---------- Data to use ----------

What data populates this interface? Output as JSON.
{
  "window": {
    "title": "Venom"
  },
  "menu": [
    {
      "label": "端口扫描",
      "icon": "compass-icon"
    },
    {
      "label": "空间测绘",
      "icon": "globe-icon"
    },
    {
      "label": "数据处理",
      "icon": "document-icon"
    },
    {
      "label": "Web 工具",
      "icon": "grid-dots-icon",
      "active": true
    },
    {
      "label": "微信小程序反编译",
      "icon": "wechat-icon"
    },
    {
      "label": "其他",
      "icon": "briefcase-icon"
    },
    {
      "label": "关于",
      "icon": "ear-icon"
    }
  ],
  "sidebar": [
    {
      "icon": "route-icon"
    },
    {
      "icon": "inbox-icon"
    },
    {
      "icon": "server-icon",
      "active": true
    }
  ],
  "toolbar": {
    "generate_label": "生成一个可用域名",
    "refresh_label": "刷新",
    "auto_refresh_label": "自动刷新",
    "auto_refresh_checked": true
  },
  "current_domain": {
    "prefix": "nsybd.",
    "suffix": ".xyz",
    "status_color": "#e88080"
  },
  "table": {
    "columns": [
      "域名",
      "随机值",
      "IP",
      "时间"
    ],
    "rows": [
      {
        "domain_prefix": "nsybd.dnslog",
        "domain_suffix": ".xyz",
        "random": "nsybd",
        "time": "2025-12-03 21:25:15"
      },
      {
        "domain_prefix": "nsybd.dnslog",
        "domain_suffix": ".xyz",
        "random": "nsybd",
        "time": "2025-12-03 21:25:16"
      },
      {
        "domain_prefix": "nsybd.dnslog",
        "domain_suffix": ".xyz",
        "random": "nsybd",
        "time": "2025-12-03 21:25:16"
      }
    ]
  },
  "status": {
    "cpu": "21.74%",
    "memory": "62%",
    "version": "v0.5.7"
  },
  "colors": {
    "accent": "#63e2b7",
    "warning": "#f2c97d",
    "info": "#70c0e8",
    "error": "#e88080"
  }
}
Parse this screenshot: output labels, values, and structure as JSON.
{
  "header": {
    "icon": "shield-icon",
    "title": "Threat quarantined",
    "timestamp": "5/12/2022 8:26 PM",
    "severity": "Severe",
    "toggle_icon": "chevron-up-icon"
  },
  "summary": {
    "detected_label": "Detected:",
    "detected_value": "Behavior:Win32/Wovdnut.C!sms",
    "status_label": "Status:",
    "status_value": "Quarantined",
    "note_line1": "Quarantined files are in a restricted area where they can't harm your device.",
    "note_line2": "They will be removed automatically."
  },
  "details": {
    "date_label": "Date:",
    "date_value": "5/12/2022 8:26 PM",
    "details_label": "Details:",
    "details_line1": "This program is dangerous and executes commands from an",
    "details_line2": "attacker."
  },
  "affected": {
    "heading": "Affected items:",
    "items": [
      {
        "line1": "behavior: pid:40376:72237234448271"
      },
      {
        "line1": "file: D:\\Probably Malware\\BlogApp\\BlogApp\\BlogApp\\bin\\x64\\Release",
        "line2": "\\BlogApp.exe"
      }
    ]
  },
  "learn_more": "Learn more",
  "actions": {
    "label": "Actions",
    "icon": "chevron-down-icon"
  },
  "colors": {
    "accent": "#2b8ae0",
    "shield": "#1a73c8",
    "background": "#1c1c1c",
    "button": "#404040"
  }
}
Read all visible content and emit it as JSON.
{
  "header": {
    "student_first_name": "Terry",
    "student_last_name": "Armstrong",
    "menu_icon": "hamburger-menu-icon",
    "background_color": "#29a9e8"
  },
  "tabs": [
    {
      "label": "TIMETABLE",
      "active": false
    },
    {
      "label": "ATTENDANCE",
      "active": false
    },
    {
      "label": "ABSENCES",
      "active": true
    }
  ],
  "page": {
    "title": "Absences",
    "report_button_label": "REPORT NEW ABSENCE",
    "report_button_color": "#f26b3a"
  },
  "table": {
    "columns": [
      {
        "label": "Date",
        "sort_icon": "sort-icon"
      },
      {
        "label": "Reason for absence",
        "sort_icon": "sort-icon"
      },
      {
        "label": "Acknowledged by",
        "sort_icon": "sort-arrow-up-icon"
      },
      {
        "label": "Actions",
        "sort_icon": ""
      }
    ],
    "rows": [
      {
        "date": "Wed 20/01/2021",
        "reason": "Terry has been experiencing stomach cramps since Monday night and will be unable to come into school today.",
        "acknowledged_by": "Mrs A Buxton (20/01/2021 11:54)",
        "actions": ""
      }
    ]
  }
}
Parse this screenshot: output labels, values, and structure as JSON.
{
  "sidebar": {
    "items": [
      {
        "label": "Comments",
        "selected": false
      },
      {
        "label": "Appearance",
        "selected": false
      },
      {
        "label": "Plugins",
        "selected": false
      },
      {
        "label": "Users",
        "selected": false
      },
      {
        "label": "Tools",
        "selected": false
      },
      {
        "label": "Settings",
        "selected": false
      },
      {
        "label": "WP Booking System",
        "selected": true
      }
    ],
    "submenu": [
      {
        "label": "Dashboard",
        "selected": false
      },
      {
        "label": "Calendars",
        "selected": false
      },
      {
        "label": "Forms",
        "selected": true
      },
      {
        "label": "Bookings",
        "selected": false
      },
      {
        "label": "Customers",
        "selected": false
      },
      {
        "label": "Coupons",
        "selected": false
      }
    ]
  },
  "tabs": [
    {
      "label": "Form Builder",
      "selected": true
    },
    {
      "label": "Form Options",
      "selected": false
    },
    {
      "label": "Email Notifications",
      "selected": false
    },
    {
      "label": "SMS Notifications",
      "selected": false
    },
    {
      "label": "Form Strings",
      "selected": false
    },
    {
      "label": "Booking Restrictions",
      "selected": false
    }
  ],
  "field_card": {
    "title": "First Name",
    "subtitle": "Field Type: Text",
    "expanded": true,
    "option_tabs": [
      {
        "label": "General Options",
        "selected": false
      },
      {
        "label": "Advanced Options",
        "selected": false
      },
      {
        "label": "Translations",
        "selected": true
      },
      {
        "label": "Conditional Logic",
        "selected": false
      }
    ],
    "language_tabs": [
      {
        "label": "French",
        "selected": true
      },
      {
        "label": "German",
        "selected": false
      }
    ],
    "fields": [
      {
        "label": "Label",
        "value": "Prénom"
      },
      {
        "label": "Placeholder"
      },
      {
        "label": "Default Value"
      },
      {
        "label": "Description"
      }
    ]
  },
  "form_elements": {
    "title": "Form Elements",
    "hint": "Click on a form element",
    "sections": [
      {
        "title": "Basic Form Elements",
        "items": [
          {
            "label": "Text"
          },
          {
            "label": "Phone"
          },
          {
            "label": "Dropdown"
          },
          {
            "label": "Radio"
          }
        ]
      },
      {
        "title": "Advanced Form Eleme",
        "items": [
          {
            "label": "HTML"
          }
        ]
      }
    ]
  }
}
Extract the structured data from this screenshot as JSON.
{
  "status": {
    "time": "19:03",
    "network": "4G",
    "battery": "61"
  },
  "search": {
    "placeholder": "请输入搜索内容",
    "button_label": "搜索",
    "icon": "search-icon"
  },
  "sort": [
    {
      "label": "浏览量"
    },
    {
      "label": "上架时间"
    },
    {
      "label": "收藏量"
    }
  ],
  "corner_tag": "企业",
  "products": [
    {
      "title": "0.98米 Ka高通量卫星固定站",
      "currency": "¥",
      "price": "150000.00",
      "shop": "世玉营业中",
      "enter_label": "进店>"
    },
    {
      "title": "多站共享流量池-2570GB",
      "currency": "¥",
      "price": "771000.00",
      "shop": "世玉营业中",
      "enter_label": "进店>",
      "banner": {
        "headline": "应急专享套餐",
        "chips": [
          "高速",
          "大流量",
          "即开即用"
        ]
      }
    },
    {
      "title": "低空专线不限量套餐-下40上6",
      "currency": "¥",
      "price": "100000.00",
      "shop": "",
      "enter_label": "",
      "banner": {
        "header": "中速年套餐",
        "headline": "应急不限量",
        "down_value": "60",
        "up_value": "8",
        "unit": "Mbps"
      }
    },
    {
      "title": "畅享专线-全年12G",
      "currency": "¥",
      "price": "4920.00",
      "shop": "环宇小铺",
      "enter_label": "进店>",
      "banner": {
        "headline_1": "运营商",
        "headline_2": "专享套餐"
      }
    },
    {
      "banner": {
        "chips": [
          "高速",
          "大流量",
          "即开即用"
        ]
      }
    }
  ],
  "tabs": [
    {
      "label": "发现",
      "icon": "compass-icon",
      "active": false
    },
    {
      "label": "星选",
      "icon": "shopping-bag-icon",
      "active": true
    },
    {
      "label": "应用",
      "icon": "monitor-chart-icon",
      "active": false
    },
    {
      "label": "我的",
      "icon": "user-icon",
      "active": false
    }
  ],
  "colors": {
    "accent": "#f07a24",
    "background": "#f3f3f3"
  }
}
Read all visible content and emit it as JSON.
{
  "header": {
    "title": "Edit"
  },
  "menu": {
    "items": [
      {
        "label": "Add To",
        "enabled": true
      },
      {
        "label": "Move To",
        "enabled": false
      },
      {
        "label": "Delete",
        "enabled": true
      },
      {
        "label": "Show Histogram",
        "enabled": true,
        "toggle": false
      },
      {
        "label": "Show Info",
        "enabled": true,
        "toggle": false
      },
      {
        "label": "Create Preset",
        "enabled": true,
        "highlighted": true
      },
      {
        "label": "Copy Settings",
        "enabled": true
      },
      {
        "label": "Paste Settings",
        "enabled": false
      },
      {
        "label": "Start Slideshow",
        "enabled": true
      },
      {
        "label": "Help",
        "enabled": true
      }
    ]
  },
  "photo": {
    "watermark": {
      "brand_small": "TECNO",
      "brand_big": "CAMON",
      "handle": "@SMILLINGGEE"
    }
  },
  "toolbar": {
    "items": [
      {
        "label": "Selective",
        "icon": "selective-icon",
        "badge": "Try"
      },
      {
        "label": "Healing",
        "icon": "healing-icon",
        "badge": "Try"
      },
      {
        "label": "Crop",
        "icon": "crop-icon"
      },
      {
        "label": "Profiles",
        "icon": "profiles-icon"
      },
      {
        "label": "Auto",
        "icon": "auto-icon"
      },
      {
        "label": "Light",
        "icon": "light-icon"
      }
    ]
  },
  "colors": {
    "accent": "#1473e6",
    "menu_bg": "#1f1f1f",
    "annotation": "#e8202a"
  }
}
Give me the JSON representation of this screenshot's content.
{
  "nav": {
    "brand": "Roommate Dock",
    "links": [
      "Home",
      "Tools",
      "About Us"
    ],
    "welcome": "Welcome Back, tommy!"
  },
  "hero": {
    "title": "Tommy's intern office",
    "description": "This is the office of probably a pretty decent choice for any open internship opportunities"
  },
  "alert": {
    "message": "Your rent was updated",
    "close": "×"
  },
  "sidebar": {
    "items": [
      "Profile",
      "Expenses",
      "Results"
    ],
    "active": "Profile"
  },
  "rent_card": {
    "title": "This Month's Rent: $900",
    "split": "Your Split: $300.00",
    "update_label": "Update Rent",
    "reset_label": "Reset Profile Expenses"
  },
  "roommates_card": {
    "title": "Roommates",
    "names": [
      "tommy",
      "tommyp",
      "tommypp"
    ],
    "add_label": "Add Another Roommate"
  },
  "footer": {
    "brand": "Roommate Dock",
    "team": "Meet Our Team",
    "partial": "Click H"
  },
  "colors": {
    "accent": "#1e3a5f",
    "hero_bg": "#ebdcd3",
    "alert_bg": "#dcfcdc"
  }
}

----------

Given instruction –
In the lines above, locate the string "Click". Copy every line where it occurs.

Solution to the exercise –
    "hint": "Click on a form element",
    "partial": "Click H"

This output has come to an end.